Data in this exercise =>
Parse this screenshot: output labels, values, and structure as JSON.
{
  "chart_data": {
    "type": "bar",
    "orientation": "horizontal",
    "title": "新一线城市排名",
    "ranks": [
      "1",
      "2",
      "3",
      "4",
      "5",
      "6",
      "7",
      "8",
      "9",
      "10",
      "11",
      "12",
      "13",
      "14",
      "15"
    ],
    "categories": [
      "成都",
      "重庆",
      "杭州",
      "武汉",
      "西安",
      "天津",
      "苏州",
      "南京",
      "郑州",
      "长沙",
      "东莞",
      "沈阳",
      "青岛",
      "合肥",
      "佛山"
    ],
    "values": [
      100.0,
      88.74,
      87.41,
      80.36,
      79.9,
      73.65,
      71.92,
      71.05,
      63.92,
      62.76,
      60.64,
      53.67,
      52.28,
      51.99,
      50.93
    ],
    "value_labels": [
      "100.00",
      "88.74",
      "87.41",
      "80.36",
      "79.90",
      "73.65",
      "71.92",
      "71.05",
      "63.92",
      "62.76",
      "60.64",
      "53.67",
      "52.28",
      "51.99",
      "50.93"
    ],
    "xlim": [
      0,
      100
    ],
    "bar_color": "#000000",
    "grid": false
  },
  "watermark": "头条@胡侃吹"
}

Challenge =>
From the entries above, extract each line containing "values".

Reply =>
Parse this screenshot: output labels, values, and structure as JSON.
    "values": [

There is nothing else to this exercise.